## [Aim of the task]
From the entries below, copy every line where the string "date" appears.

--- begin ---

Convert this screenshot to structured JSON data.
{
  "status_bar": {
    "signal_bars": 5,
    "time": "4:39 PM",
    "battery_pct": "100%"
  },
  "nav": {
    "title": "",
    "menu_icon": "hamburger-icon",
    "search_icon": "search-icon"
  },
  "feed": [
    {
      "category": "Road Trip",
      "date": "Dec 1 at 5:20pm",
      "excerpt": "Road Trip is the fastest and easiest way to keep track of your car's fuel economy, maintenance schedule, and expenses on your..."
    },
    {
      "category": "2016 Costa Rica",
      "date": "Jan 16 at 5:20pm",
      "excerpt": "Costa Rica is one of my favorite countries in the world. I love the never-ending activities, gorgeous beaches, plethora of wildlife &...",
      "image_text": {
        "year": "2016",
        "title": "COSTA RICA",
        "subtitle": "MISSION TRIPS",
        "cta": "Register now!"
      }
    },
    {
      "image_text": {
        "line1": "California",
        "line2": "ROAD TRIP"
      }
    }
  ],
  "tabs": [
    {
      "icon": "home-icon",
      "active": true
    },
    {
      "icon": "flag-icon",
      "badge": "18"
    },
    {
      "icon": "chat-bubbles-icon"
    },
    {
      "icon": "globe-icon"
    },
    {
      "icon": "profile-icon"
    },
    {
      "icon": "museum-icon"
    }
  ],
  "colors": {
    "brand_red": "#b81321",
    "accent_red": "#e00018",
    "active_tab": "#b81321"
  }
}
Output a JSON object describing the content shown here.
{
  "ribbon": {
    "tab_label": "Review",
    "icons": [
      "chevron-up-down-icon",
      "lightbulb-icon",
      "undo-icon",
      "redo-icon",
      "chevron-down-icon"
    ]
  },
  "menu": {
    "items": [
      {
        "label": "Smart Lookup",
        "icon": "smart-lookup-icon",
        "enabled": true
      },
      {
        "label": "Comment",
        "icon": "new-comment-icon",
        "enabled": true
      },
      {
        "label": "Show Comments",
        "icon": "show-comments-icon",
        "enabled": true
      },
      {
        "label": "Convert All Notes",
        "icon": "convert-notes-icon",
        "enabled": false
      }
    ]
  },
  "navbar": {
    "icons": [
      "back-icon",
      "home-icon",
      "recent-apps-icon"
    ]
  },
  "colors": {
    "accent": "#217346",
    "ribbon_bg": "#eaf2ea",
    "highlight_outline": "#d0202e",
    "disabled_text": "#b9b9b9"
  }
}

--- end ---

## [Solution to this exercise]
      "date": "Dec 1 at 5:20pm",
      "date": "Jan 16 at 5:20pm",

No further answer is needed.